### Stated exercise
Copy the lines holding the word "image", all of them.

### Stored data
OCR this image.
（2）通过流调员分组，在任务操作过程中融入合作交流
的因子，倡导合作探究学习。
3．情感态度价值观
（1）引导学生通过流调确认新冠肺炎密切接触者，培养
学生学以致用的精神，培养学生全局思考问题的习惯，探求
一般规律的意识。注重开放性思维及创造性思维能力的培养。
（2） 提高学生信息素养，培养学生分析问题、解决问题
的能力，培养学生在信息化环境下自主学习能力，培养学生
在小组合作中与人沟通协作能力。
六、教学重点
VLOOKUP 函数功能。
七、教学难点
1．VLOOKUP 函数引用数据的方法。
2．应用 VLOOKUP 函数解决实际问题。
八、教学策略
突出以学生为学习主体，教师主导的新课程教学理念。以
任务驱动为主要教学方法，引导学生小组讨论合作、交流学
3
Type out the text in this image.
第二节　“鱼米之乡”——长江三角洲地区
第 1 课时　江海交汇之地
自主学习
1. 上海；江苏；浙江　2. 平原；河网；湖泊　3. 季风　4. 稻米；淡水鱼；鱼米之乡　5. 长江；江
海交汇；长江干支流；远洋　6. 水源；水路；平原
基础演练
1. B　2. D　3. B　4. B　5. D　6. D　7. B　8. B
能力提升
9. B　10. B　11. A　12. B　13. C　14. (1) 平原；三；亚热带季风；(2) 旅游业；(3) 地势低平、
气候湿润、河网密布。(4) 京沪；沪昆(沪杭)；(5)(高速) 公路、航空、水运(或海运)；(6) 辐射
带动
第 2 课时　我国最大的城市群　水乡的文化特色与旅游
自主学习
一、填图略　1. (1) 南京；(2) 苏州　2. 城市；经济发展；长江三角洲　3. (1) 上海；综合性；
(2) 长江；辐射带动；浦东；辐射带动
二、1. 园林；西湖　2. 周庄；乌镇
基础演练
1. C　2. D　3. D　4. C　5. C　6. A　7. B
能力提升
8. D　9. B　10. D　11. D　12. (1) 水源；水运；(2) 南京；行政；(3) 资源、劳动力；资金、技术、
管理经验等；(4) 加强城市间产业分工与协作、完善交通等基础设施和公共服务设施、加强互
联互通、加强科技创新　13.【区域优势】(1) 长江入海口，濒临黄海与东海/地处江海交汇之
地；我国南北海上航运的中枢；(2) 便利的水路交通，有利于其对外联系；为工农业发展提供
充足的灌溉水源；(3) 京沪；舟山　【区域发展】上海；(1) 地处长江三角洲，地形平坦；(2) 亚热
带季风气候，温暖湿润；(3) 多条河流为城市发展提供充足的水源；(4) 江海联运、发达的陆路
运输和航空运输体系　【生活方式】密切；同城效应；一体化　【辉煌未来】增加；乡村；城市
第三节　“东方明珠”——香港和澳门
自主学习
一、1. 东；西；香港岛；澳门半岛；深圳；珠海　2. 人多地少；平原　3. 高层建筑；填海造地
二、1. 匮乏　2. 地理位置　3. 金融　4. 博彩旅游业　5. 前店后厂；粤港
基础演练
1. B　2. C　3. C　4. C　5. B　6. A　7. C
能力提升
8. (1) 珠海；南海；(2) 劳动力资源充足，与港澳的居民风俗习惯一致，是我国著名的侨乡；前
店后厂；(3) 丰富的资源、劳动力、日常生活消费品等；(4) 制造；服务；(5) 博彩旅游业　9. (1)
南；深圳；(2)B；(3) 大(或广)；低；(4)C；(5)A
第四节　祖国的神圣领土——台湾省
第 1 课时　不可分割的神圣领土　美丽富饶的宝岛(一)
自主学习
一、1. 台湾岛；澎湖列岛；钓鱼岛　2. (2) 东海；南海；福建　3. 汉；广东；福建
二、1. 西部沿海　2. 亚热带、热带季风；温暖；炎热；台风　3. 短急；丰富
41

### Worked answer
OCR this image.
Type out the text in this image.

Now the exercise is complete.